### GOAL
Would you quote every entry exactly, dropping only the pictures?

---------- INFORMATION PROVIDED

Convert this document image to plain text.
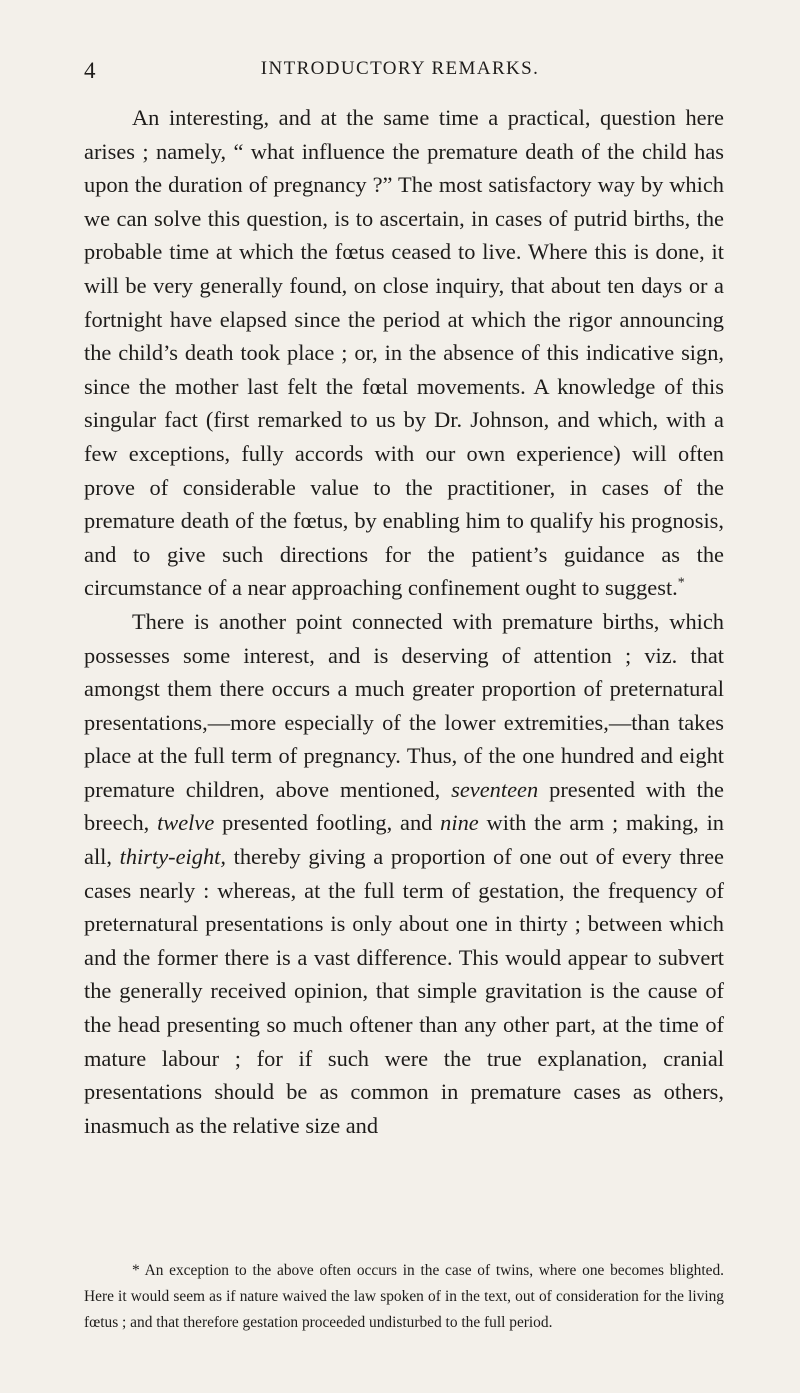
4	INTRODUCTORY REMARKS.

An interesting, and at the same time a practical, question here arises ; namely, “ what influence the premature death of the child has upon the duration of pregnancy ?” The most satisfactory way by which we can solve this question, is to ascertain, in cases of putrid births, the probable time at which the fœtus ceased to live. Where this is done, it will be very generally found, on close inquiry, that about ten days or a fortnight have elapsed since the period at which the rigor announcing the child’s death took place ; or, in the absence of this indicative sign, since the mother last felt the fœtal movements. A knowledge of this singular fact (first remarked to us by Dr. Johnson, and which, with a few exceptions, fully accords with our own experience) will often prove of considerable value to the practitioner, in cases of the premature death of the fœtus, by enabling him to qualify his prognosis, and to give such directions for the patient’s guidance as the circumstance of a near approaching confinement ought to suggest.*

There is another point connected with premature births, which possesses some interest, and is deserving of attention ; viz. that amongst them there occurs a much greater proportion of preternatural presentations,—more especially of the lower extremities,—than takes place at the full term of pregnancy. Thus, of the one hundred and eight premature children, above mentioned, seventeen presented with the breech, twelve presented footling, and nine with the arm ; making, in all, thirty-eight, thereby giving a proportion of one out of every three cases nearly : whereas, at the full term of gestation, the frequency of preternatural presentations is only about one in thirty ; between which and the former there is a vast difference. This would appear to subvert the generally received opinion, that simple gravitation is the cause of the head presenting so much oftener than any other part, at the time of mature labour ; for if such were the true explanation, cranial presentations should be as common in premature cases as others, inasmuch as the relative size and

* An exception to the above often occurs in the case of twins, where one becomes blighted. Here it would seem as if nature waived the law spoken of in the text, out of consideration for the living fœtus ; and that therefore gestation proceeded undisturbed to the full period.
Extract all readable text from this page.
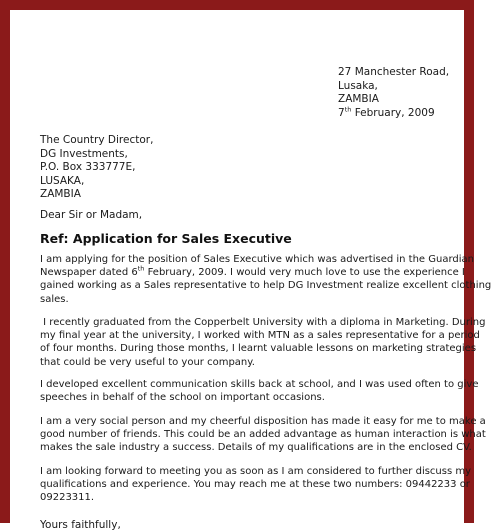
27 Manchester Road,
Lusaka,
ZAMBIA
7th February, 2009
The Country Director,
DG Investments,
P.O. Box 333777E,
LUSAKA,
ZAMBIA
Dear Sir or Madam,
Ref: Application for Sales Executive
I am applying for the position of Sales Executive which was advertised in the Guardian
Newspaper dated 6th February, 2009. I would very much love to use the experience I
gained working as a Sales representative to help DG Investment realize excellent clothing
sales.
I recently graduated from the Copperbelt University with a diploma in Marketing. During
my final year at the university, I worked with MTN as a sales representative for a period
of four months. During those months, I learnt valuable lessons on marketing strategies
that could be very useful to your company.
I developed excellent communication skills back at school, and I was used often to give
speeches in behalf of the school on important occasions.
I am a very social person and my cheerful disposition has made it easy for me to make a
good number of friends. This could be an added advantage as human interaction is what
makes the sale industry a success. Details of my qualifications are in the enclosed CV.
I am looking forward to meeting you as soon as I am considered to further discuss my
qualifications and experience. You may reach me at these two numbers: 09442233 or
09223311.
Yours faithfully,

--------------------

### TASK SOLUTION
Convert this document image to plain text.
4	INTRODUCTORY REMARKS.

An interesting, and at the same time a practical, question here arises ; namely, “ what influence the premature death of the child has upon the duration of pregnancy ?” The most satisfactory way by which we can solve this question, is to ascertain, in cases of putrid births, the probable time at which the fœtus ceased to live. Where this is done, it will be very generally found, on close inquiry, that about ten days or a fortnight have elapsed since the period at which the rigor announcing the child’s death took place ; or, in the absence of this indicative sign, since the mother last felt the fœtal movements. A knowledge of this singular fact (first remarked to us by Dr. Johnson, and which, with a few exceptions, fully accords with our own experience) will often prove of considerable value to the practitioner, in cases of the premature death of the fœtus, by enabling him to qualify his prognosis, and to give such directions for the patient’s guidance as the circumstance of a near approaching confinement ought to suggest.*

There is another point connected with premature births, which possesses some interest, and is deserving of attention ; viz. that amongst them there occurs a much greater proportion of preternatural presentations,—more especially of the lower extremities,—than takes place at the full term of pregnancy. Thus, of the one hundred and eight premature children, above mentioned, seventeen presented with the breech, twelve presented footling, and nine with the arm ; making, in all, thirty-eight, thereby giving a proportion of one out of every three cases nearly : whereas, at the full term of gestation, the frequency of preternatural presentations is only about one in thirty ; between which and the former there is a vast difference. This would appear to subvert the generally received opinion, that simple gravitation is the cause of the head presenting so much oftener than any other part, at the time of mature labour ; for if such were the true explanation, cranial presentations should be as common in premature cases as others, inasmuch as the relative size and

* An exception to the above often occurs in the case of twins, where one becomes blighted. Here it would seem as if nature waived the law spoken of in the text, out of consideration for the living fœtus ; and that therefore gestation proceeded undisturbed to the full period.
Extract all readable text from this page.
27 Manchester Road,
Lusaka,
ZAMBIA
7th February, 2009
The Country Director,
DG Investments,
P.O. Box 333777E,
LUSAKA,
ZAMBIA
Dear Sir or Madam,
Ref: Application for Sales Executive
I am applying for the position of Sales Executive which was advertised in the Guardian
Newspaper dated 6th February, 2009. I would very much love to use the experience I
gained working as a Sales representative to help DG Investment realize excellent clothing
sales.
I recently graduated from the Copperbelt University with a diploma in Marketing. During
my final year at the university, I worked with MTN as a sales representative for a period
of four months. During those months, I learnt valuable lessons on marketing strategies
that could be very useful to your company.
I developed excellent communication skills back at school, and I was used often to give
speeches in behalf of the school on important occasions.
I am a very social person and my cheerful disposition has made it easy for me to make a
good number of friends. This could be an added advantage as human interaction is what
makes the sale industry a success. Details of my qualifications are in the enclosed CV.
I am looking forward to meeting you as soon as I am considered to further discuss my
qualifications and experience. You may reach me at these two numbers: 09442233 or
09223311.
Yours faithfully,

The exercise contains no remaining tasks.